### Problem to work on
Pick up the account of a family visit to Florence below at the point where it stops, and carry it forward in the same voice.

+++ Document excerpt

Florence is relatively well-known for their handmade paper goods, so I took them to a local store called Signum. They offer all kinds of stationary, paper, notebooks, and pencils with the traditional Italian marbling art. I enjoyed browsing around with them and helping them to pick little gifts and souvenirs; a set of notecards for Grandmother, a notebook for Elizabeth, etc. etc. Armed with shopping bags, we headed back out to make it to Mercato Sant’Ambrogio before the lunch rush. I was excited to show Mom and Lanie a better idea of “local” life, and I knew all of the rows and rows of produce stalls would please them. The market was bustling as usual, and we perused the wares for a bit. It’s funny to see it all through fresh eyes! I grabbed us a few coccoli to try, and then we headed back to the hotel for a lunch break and to give Mom some time to rest and read.
In the afternoon, Lanie and I headed down to All’Antico Vinaio, a famous sandwich chain in Italy. They have lots of delicious sandwiches made with cured meat, fresh vegetables and cheese, and foccacia bread. I typically avoid it because the lines are so long, but I wanted Lanie to experience a quintessential Florentine lunch, so we stood in the queue for a little bit and eventually made our way to the front. After bumping into one of my friends from class, we ordered our paninis to-go and walked over to the piazza by the Palazzo Vecchio to sit down and enjoy them. Lanie loved hers! I got a classic proscuitto, arugula, and sheep cheese sandwich, and she got a much fancier vegetarian one with sliced peppers and pistachio cream.
Lanie and her sandwich!
Once we were satisfied, we chatted and strolled across the river to work off some calories and continue exploring. I needed to make my way over to my apartment and get ready for class, and Lanie wanted to split off and hike up to Piazzale Michelangelo. It was a beautiful day for it, and I knew that she’d get a great view of the city.
Now, off to class. I wasn’t able to skip Ceramics because I had already missed it once for Elizabeth’s wedding, and for some reason, FUA has a Two-Skip-Fail policy. Instead, I trudged back across the river and made my way up to Via Guelfa for the next three hours. We finished up several projects that needed to go in the kiln in time for the end of the semester, and then we also worked on our final papers. Normally, I don’t mind the listless, relaxed pace of class, but it was particularly frustrating when I knew that Mom and Lanie were just a short walk away.
My final project: Maisy, Goose, and Frankie.
When I finally escaped, I headed down the street to meet Mom and Lanie for dinner at La Giostra. Now, I feel like I need to defend this one a little bit; La Giostra is the storied, cult-favorite restaurant of Florence. I’ve heard countless friends and websites recommend the intimate spot as a must-try when visiting. My uncle Michael even took his fiancee there a few weeks ago to celebrate their engagement. I saved it for the very special occasion of Mom and Lanie visiting, so I was eagerly anticipating it.
The outside of the restaurant!
The evening that followed left quite a bit to be desired. The restaurant wasn’t bad by any means; we enjoyed a fantastic tagliere board and some perfectly good dishes, but it certainly wasn’t up to par with its reputation. What was even more frustrating was the general quality of the experience: throughout the meal, we were constantly hearing the servers play Tiktok videos at full volume just a few feet from our table. We had a great night enjoying each others’ company, though, and we left full and sleepy.

++++++
+++ Information provided

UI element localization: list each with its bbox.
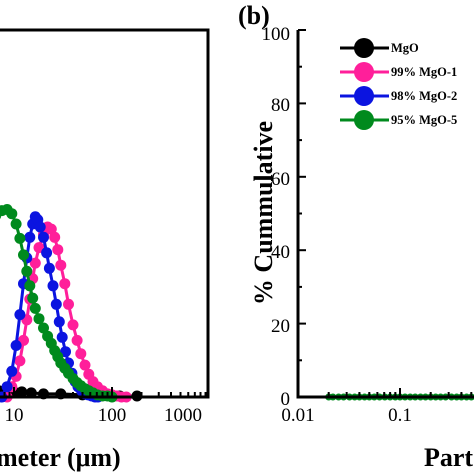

++++++

### Answer for the task
Tuesday: our first day-trip! We woke up relatively early and dressed for a day out before enjoying a nice breakfast downstairs. While I would normally be getting ready to take the long walk to the train station, I was traveling with Mom and Lanie now, so the hotel concierge called a taxi cab for us. Fancy!
After waiting in the train station’s Sephora during a 20 minute delay (classic), we boarded the train and started the journey to our first destination: Lucca. The small city is about an hour west of Florence, and it’s known for its intact Renaissance-era city walls and well-preserved buildings. It was a little rainy when we got off the train, but we walked through the city gates and looked around for a bit before stopping for a cappuccino. Lucca was small and tight in a comforting, clustered sort of way. Most buildings were made from stone or stucco, which enforced its rustic persona. We started by heading over to the city’s duomo and exploring the sanctuary. It was shockingly stunning; it is amazing to me how much money and effort is put into churches in some of these tiny towns in Italy.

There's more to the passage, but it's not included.